List, from the lines below, each one with "Targets" in it.

begin Given data

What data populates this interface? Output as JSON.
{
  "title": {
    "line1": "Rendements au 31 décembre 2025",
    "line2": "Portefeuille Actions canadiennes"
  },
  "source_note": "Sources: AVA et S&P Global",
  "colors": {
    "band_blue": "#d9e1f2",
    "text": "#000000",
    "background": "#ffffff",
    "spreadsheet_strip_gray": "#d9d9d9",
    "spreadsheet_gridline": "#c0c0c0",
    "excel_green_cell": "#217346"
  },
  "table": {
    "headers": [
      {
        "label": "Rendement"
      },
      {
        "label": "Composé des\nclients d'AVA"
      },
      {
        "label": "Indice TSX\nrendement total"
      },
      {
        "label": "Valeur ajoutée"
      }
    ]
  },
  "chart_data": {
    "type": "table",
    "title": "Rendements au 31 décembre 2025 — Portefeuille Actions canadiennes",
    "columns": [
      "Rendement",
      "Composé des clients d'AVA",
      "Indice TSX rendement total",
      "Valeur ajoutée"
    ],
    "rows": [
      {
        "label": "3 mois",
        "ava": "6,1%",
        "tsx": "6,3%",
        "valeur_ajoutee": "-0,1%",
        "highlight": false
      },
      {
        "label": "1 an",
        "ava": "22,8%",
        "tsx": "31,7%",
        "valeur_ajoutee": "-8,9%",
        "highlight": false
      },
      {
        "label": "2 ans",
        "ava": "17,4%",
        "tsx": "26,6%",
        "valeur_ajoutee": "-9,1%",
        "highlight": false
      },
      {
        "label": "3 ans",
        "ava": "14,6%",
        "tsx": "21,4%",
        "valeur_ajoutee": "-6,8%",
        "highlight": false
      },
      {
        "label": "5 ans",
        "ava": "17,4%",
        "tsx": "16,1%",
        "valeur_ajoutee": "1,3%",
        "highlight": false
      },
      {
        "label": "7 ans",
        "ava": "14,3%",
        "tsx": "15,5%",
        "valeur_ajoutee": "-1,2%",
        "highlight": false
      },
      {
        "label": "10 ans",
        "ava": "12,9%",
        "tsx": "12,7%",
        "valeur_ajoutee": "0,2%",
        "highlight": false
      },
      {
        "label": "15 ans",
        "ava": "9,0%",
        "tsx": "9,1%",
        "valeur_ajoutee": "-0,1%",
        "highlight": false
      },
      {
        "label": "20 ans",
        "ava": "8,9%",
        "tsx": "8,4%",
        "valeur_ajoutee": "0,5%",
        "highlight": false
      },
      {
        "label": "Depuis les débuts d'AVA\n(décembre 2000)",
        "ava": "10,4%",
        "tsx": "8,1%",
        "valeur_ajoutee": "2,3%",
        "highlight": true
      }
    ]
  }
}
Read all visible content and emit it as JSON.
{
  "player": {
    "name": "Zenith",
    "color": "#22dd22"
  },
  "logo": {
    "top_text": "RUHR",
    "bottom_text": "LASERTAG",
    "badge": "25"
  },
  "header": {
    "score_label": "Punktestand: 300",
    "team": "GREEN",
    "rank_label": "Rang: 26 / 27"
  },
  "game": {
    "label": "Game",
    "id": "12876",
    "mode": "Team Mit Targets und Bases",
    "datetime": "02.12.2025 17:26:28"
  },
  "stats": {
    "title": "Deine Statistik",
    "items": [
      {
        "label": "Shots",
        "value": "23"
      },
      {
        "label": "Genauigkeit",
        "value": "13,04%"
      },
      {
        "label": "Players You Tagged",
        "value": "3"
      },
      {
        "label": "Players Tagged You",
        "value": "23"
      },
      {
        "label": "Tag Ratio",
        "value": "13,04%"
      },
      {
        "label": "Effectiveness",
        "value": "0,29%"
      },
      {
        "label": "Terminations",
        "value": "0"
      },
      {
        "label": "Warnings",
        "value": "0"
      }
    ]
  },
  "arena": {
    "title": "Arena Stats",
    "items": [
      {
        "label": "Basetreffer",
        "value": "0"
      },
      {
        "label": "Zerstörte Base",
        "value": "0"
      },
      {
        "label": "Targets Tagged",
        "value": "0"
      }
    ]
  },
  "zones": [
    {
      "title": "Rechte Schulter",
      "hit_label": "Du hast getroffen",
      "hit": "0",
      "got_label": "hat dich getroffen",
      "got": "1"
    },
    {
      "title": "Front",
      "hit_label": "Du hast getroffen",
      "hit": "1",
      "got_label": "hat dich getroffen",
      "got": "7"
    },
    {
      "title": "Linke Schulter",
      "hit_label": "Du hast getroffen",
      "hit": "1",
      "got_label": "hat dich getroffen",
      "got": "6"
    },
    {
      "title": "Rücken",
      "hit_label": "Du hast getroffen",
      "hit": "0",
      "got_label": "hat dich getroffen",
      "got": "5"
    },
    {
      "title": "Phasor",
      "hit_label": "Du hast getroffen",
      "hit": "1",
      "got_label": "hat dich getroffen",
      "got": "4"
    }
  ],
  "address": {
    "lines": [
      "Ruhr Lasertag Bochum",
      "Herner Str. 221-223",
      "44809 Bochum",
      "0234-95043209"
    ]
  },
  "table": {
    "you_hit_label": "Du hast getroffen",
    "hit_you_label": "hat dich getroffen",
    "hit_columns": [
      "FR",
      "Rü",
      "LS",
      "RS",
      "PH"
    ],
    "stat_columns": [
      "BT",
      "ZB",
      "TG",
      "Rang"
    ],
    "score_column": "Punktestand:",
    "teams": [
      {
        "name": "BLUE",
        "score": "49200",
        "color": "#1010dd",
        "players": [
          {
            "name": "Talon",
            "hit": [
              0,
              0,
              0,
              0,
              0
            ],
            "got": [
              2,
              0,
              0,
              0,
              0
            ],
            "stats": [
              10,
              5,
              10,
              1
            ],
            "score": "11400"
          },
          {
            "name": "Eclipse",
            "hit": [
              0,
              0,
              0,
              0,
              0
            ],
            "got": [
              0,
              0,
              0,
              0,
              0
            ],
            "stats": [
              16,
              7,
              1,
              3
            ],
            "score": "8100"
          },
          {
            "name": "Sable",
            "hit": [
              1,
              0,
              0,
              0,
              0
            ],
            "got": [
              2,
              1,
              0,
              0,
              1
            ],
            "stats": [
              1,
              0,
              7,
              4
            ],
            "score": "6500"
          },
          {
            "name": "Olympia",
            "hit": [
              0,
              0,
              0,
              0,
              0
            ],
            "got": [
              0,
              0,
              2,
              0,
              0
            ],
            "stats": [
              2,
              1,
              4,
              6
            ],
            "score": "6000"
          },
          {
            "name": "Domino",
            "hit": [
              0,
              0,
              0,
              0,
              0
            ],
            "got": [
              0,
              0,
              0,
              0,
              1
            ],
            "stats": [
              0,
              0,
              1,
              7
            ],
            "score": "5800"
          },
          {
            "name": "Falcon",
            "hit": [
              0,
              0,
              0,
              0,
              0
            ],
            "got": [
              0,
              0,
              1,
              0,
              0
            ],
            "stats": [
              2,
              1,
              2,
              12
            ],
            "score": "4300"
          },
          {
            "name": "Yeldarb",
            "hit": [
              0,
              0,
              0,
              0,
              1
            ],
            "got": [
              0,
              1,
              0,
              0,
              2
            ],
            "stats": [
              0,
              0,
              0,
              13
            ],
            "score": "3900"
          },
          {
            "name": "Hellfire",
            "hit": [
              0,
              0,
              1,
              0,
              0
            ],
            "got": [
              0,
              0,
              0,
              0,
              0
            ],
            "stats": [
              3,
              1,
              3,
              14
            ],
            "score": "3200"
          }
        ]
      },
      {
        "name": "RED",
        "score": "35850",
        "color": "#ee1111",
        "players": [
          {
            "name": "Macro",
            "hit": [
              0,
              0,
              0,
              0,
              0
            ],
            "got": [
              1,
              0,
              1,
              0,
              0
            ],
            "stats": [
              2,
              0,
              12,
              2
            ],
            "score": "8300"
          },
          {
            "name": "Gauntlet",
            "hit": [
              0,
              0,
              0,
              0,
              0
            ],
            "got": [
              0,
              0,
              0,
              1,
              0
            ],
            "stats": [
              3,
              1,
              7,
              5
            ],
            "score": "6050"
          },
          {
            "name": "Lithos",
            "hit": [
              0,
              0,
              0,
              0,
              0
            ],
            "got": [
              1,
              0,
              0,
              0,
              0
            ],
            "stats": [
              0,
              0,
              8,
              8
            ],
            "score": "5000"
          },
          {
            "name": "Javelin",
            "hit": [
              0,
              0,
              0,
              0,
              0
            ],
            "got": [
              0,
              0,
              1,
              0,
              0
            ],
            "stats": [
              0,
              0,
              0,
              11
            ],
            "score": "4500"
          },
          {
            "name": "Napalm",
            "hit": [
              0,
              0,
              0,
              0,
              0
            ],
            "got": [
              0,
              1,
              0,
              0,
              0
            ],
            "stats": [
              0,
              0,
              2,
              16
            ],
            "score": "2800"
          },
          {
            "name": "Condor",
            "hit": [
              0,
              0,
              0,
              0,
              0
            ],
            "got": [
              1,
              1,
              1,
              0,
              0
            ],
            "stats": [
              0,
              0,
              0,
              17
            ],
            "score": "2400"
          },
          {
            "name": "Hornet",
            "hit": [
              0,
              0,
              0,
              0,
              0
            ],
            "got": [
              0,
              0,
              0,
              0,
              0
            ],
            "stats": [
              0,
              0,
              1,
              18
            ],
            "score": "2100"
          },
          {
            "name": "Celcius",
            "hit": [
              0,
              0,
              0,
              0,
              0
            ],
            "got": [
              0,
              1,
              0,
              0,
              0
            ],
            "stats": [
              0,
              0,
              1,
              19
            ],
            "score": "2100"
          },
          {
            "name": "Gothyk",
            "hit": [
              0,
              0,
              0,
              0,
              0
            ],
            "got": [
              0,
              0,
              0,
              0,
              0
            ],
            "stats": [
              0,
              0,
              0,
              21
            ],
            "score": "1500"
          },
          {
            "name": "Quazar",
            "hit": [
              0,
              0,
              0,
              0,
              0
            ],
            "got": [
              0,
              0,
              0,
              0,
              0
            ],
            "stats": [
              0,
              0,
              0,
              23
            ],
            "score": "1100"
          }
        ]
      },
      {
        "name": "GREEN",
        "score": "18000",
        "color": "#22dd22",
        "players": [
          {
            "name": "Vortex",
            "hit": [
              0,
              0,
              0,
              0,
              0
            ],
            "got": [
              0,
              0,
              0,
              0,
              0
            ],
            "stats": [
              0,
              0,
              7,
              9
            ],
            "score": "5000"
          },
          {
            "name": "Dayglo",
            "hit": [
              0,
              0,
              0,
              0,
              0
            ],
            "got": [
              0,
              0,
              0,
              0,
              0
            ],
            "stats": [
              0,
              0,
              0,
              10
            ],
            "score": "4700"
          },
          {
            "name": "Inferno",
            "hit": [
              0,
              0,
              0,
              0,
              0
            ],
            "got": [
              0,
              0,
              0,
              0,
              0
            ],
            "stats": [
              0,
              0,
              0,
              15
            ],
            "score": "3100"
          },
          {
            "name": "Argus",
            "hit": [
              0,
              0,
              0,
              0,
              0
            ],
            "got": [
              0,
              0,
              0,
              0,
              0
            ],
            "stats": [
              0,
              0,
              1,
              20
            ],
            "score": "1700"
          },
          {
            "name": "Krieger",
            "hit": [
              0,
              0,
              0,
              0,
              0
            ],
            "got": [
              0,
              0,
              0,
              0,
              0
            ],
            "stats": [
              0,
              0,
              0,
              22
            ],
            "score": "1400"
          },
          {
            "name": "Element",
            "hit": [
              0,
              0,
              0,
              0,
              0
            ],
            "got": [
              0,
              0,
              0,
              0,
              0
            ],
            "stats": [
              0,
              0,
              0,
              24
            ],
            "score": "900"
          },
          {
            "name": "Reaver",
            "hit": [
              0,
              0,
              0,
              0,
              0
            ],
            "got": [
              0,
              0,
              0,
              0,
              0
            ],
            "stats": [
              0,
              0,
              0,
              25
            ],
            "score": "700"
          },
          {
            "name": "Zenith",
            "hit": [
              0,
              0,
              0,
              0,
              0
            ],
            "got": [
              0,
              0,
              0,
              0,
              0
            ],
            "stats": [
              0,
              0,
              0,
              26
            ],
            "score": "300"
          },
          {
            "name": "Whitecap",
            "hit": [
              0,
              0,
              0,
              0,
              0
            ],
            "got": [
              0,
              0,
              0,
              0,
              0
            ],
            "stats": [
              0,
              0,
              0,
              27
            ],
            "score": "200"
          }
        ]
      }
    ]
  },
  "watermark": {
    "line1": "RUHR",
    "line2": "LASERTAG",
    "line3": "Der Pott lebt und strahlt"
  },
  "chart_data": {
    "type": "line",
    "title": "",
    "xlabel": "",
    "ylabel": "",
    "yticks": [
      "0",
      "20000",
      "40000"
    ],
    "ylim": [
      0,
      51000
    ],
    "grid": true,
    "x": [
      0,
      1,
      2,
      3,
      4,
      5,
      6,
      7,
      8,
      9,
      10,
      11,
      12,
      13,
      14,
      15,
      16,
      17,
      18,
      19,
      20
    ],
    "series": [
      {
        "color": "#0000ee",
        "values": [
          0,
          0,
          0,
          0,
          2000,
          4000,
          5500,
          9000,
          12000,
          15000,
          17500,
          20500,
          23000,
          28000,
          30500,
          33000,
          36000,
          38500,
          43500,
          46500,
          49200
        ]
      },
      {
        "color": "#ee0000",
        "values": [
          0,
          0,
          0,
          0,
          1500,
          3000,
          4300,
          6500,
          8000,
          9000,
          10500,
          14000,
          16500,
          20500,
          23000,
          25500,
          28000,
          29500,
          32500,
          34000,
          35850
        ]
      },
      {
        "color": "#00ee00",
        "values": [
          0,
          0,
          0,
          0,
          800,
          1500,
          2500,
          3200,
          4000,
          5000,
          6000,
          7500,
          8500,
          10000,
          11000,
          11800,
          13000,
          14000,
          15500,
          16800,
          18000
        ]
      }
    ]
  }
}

end Given data

#### [Expected output]
    "mode": "Team Mit Targets und Bases",
        "label": "Targets Tagged",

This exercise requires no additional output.